Only the text of the records belongs in the answer; the pictures must be dropped.
::: Given records :::
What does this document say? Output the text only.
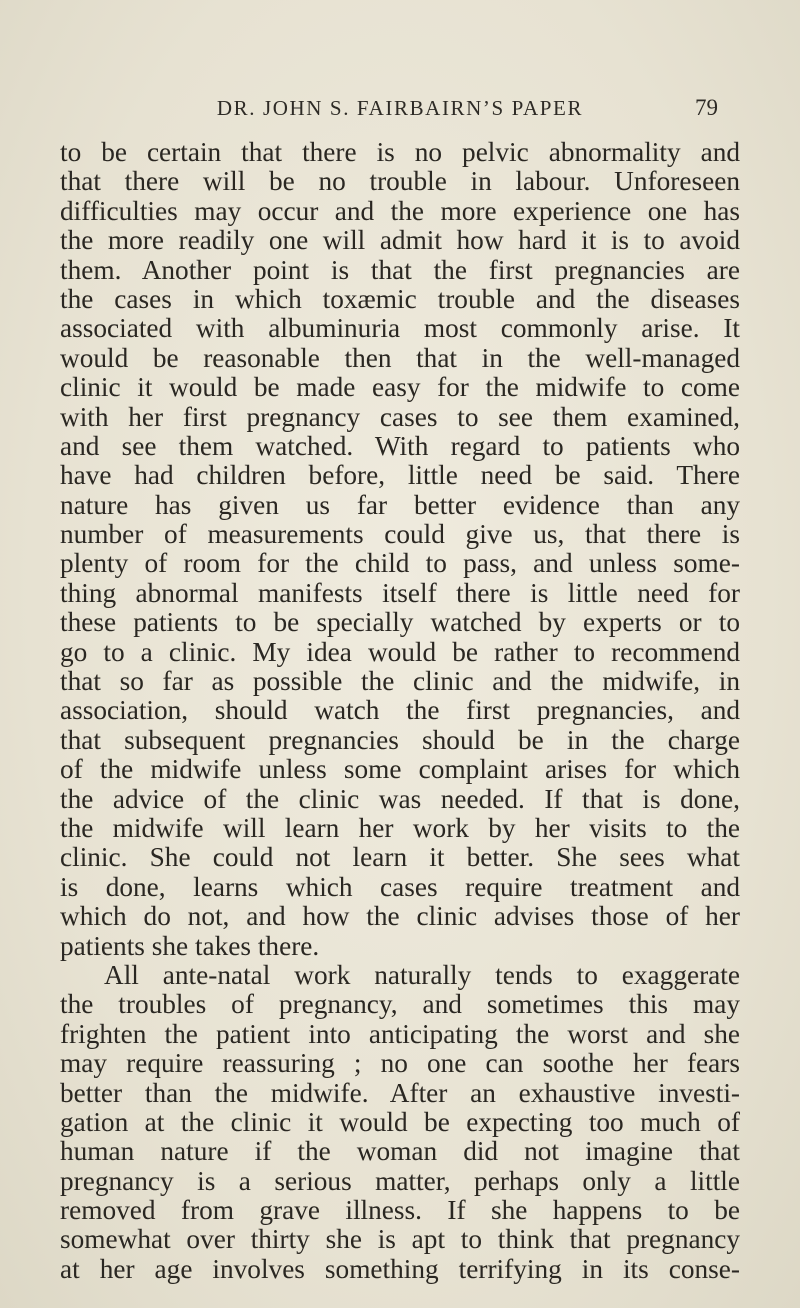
DR. JOHN S. FAIRBAIRN’S PAPER	79
to be certain that there is no pelvic abnormality and
that there will be no trouble in labour. Unforeseen
difficulties may occur and the more experience one has
the more readily one will admit how hard it is to avoid
them. Another point is that the first pregnancies are
the cases in which toxæmic trouble and the diseases
associated with albuminuria most commonly arise. It
would be reasonable then that in the well-managed
clinic it would be made easy for the midwife to come
with her first pregnancy cases to see them examined,
and see them watched. With regard to patients who
have had children before, little need be said. There
nature has given us far better evidence than any
number of measurements could give us, that there is
plenty of room for the child to pass, and unless some-
thing abnormal manifests itself there is little need for
these patients to be specially watched by experts or to
go to a clinic. My idea would be rather to recommend
that so far as possible the clinic and the midwife, in
association, should watch the first pregnancies, and
that subsequent pregnancies should be in the charge
of the midwife unless some complaint arises for which
the advice of the clinic was needed. If that is done,
the midwife will learn her work by her visits to the
clinic. She could not learn it better. She sees what
is done, learns which cases require treatment and
which do not, and how the clinic advises those of her
patients she takes there.
All ante-natal work naturally tends to exaggerate
the troubles of pregnancy, and sometimes this may
frighten the patient into anticipating the worst and she
may require reassuring ; no one can soothe her fears
better than the midwife. After an exhaustive investi-
gation at the clinic it would be expecting too much of
human nature if the woman did not imagine that
pregnancy is a serious matter, perhaps only a little
removed from grave illness. If she happens to be
somewhat over thirty she is apt to think that pregnancy
at her age involves something terrifying in its conse-
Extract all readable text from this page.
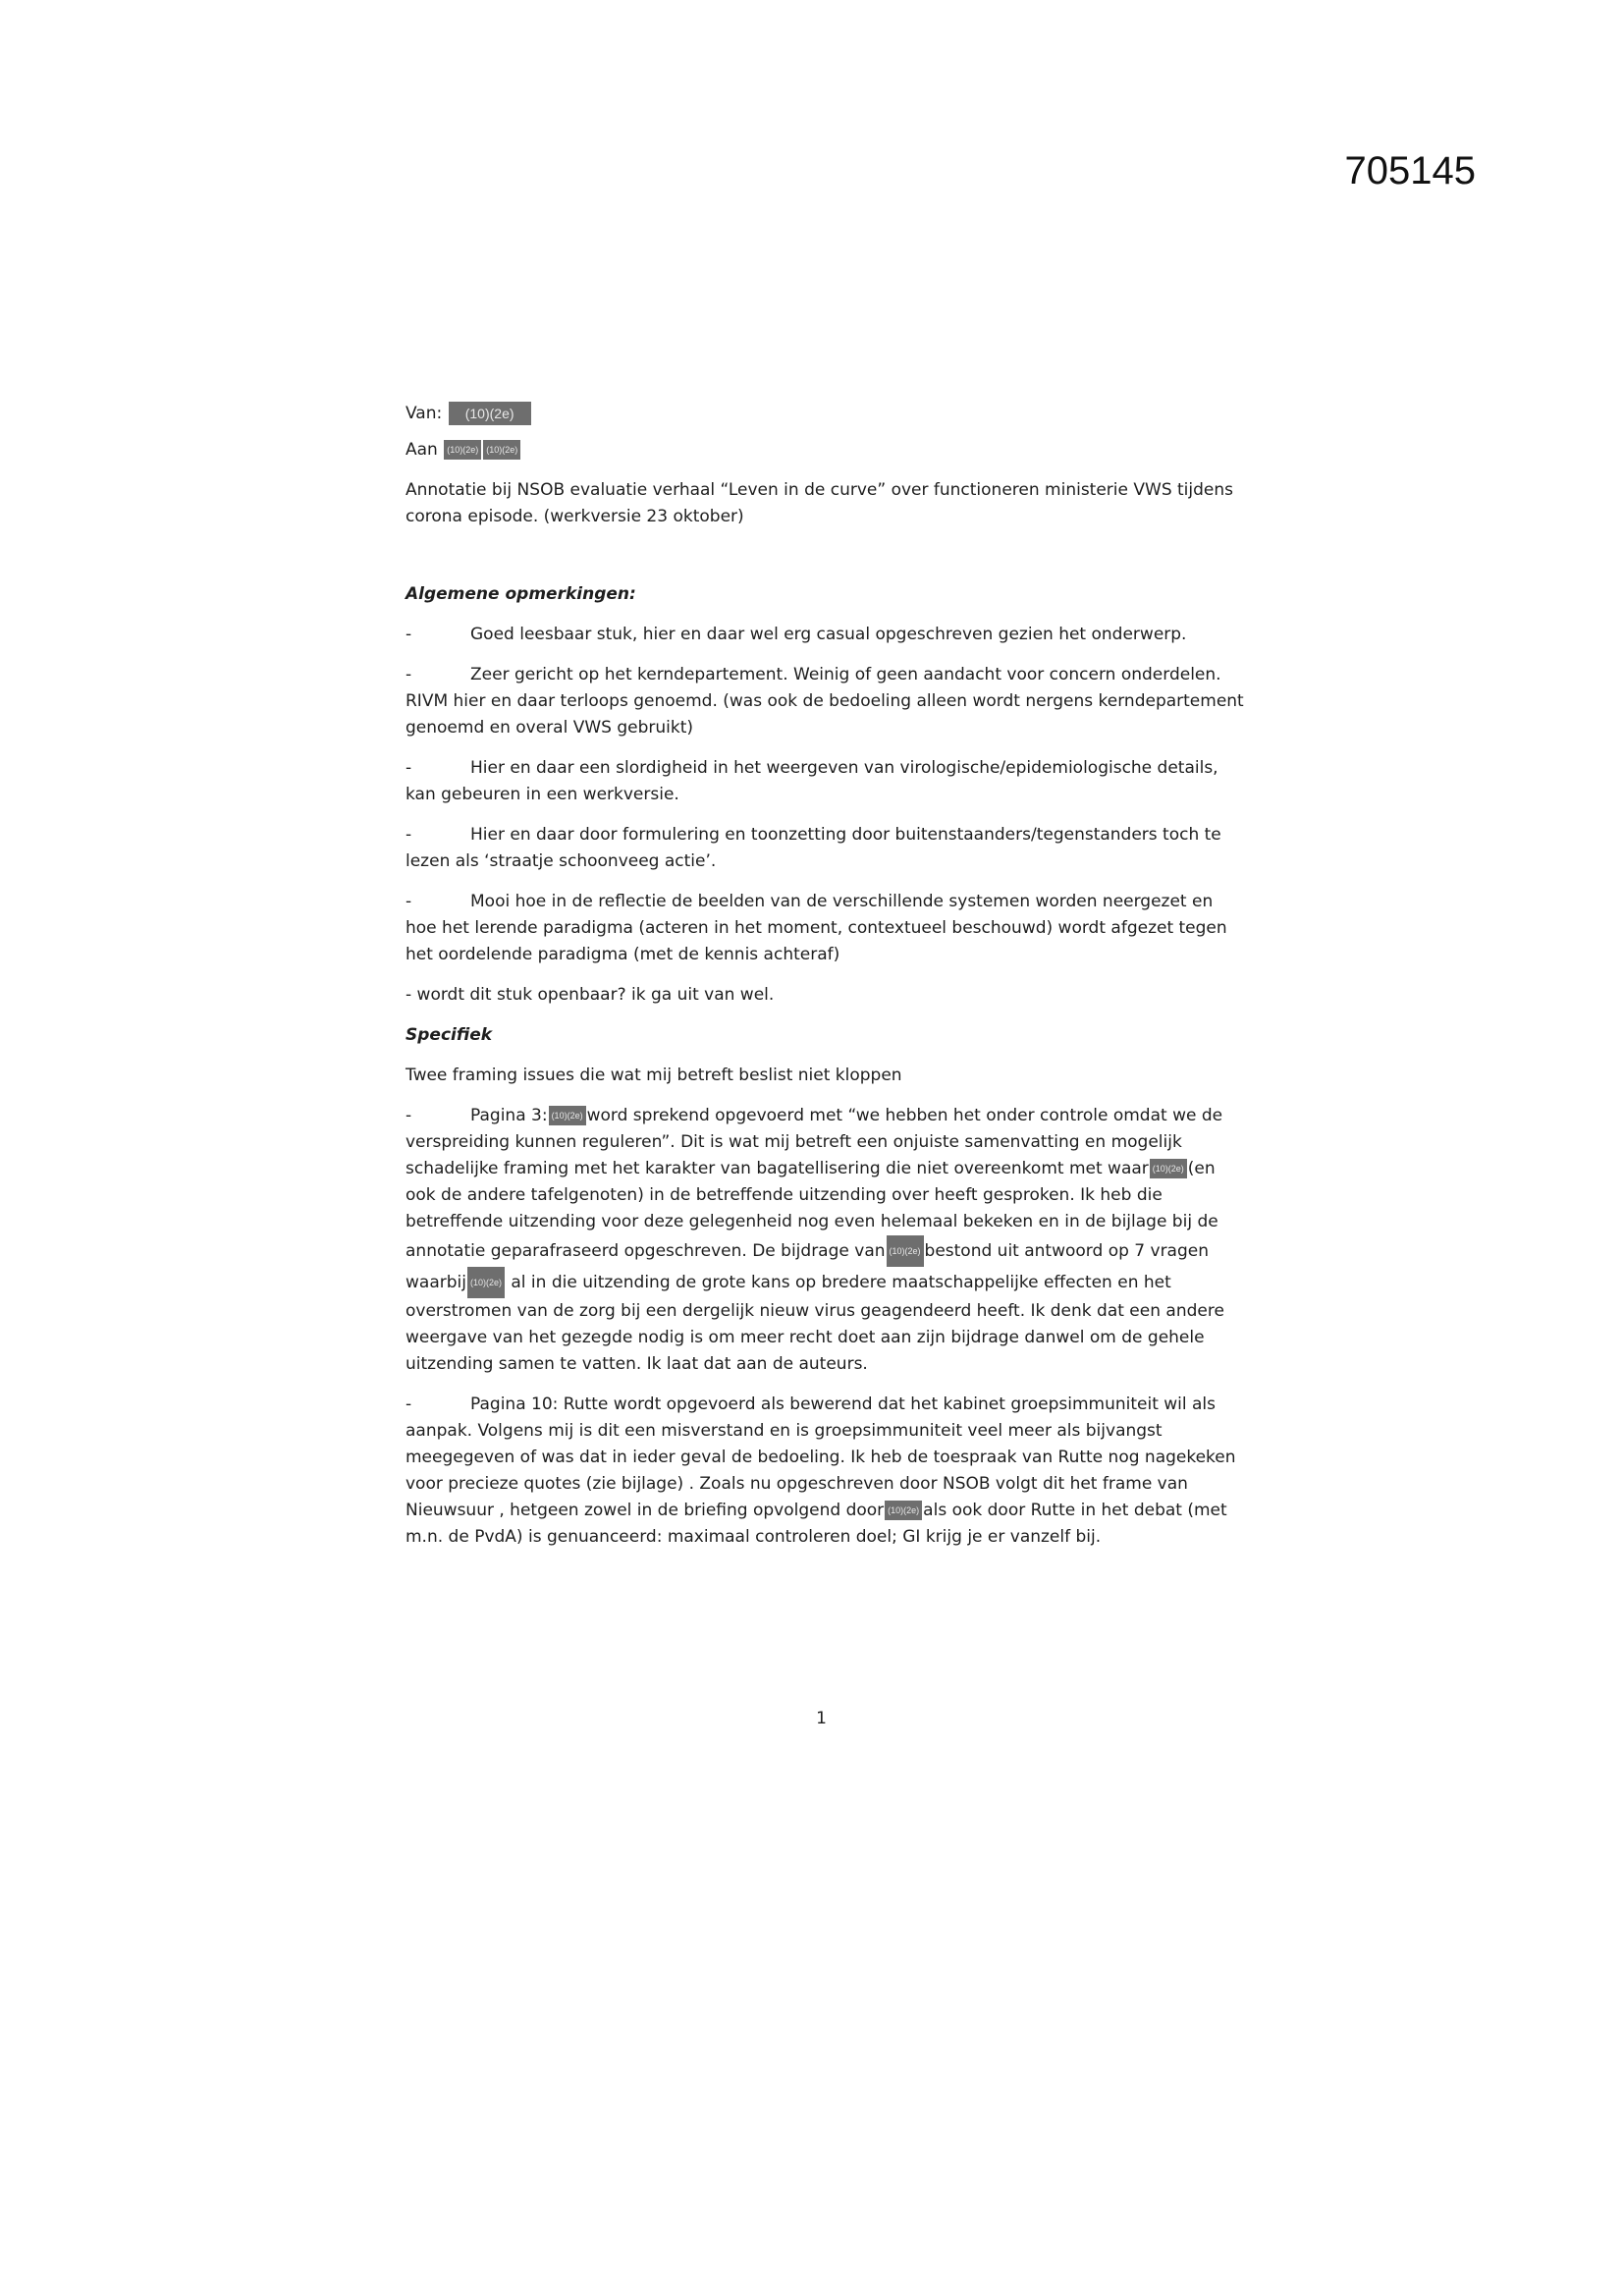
705145

Van: (10)(2e)

Aan (10)(2e) (10)(2e)

Annotatie bij NSOB evaluatie verhaal “Leven in de curve” over functioneren ministerie VWS tijdens

corona episode. (werkversie 23 oktober)

Algemene opmerkingen:

-	Goed leesbaar stuk, hier en daar wel erg casual opgeschreven gezien het onderwerp.

-	Zeer gericht op het kerndepartement. Weinig of geen aandacht voor concern onderdelen.

RIVM hier en daar terloops genoemd. (was ook de bedoeling alleen wordt nergens kerndepartement

genoemd en overal VWS gebruikt)

-	Hier en daar een slordigheid in het weergeven van virologische/epidemiologische details,

kan gebeuren in een werkversie.

-	Hier en daar door formulering en toonzetting door buitenstaanders/tegenstanders toch te

lezen als ‘straatje schoonveeg actie’.

-	Mooi hoe in de reflectie de beelden van de verschillende systemen worden neergezet en

hoe het lerende paradigma (acteren in het moment, contextueel beschouwd) wordt afgezet tegen

het oordelende paradigma (met de kennis achteraf)

- wordt dit stuk openbaar? ik ga uit van wel.

Specifiek

Twee framing issues die wat mij betreft beslist niet kloppen

-	Pagina 3: (10)(2e) word sprekend opgevoerd met “we hebben het onder controle omdat we de

verspreiding kunnen reguleren”. Dit is wat mij betreft een onjuiste samenvatting en mogelijk

schadelijke framing met het karakter van bagatellisering die niet overeenkomt met waar (10)(2e) (en

ook de andere tafelgenoten) in de betreffende uitzending over heeft gesproken. Ik heb die

betreffende uitzending voor deze gelegenheid nog even helemaal bekeken en in de bijlage bij de

annotatie geparafraseerd opgeschreven. De bijdrage van (10)(2e) bestond uit antwoord op 7 vragen

waarbij (10)(2e) al in die uitzending de grote kans op bredere maatschappelijke effecten en het

overstromen van de zorg bij een dergelijk nieuw virus geagendeerd heeft. Ik denk dat een andere

weergave van het gezegde nodig is om meer recht doet aan zijn bijdrage danwel om de gehele

uitzending samen te vatten. Ik laat dat aan de auteurs.

-	Pagina 10: Rutte wordt opgevoerd als bewerend dat het kabinet groepsimmuniteit wil als

aanpak. Volgens mij is dit een misverstand en is groepsimmuniteit veel meer als bijvangst

meegegeven of was dat in ieder geval de bedoeling. Ik heb de toespraak van Rutte nog nagekeken

voor precieze quotes (zie bijlage) . Zoals nu opgeschreven door NSOB volgt dit het frame van

Nieuwsuur , hetgeen zowel in de briefing opvolgend door (10)(2e) als ook door Rutte in het debat (met

m.n. de PvdA) is genuanceerd: maximaal controleren doel; GI krijg je er vanzelf bij.

1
:::
• [Your solution]
What does this document say? Output the text only.
DR. JOHN S. FAIRBAIRN’S PAPER	79
to be certain that there is no pelvic abnormality and
that there will be no trouble in labour. Unforeseen
difficulties may occur and the more experience one has
the more readily one will admit how hard it is to avoid
them. Another point is that the first pregnancies are
the cases in which toxæmic trouble and the diseases
associated with albuminuria most commonly arise. It
would be reasonable then that in the well-managed
clinic it would be made easy for the midwife to come
with her first pregnancy cases to see them examined,
and see them watched. With regard to patients who
have had children before, little need be said. There
nature has given us far better evidence than any
number of measurements could give us, that there is
plenty of room for the child to pass, and unless some-
thing abnormal manifests itself there is little need for
these patients to be specially watched by experts or to
go to a clinic. My idea would be rather to recommend
that so far as possible the clinic and the midwife, in
association, should watch the first pregnancies, and
that subsequent pregnancies should be in the charge
of the midwife unless some complaint arises for which
the advice of the clinic was needed. If that is done,
the midwife will learn her work by her visits to the
clinic. She could not learn it better. She sees what
is done, learns which cases require treatment and
which do not, and how the clinic advises those of her
patients she takes there.
All ante-natal work naturally tends to exaggerate
the troubles of pregnancy, and sometimes this may
frighten the patient into anticipating the worst and she
may require reassuring ; no one can soothe her fears
better than the midwife. After an exhaustive investi-
gation at the clinic it would be expecting too much of
human nature if the woman did not imagine that
pregnancy is a serious matter, perhaps only a little
removed from grave illness. If she happens to be
somewhat over thirty she is apt to think that pregnancy
at her age involves something terrifying in its conse-
Extract all readable text from this page.
705145

Van: (10)(2e)

Aan (10)(2e) (10)(2e)

Annotatie bij NSOB evaluatie verhaal “Leven in de curve” over functioneren ministerie VWS tijdens

corona episode. (werkversie 23 oktober)

Algemene opmerkingen:

-	Goed leesbaar stuk, hier en daar wel erg casual opgeschreven gezien het onderwerp.

-	Zeer gericht op het kerndepartement. Weinig of geen aandacht voor concern onderdelen.

RIVM hier en daar terloops genoemd. (was ook de bedoeling alleen wordt nergens kerndepartement

genoemd en overal VWS gebruikt)

-	Hier en daar een slordigheid in het weergeven van virologische/epidemiologische details,

kan gebeuren in een werkversie.

-	Hier en daar door formulering en toonzetting door buitenstaanders/tegenstanders toch te

lezen als ‘straatje schoonveeg actie’.

-	Mooi hoe in de reflectie de beelden van de verschillende systemen worden neergezet en

hoe het lerende paradigma (acteren in het moment, contextueel beschouwd) wordt afgezet tegen

het oordelende paradigma (met de kennis achteraf)

- wordt dit stuk openbaar? ik ga uit van wel.

Specifiek

Twee framing issues die wat mij betreft beslist niet kloppen

-	Pagina 3: (10)(2e) word sprekend opgevoerd met “we hebben het onder controle omdat we de

verspreiding kunnen reguleren”. Dit is wat mij betreft een onjuiste samenvatting en mogelijk

schadelijke framing met het karakter van bagatellisering die niet overeenkomt met waar (10)(2e) (en

ook de andere tafelgenoten) in de betreffende uitzending over heeft gesproken. Ik heb die

betreffende uitzending voor deze gelegenheid nog even helemaal bekeken en in de bijlage bij de

annotatie geparafraseerd opgeschreven. De bijdrage van (10)(2e) bestond uit antwoord op 7 vragen

waarbij (10)(2e) al in die uitzending de grote kans op bredere maatschappelijke effecten en het

overstromen van de zorg bij een dergelijk nieuw virus geagendeerd heeft. Ik denk dat een andere

weergave van het gezegde nodig is om meer recht doet aan zijn bijdrage danwel om de gehele

uitzending samen te vatten. Ik laat dat aan de auteurs.

-	Pagina 10: Rutte wordt opgevoerd als bewerend dat het kabinet groepsimmuniteit wil als

aanpak. Volgens mij is dit een misverstand en is groepsimmuniteit veel meer als bijvangst

meegegeven of was dat in ieder geval de bedoeling. Ik heb de toespraak van Rutte nog nagekeken

voor precieze quotes (zie bijlage) . Zoals nu opgeschreven door NSOB volgt dit het frame van

Nieuwsuur , hetgeen zowel in de briefing opvolgend door (10)(2e) als ook door Rutte in het debat (met

m.n. de PvdA) is genuanceerd: maximaal controleren doel; GI krijg je er vanzelf bij.

1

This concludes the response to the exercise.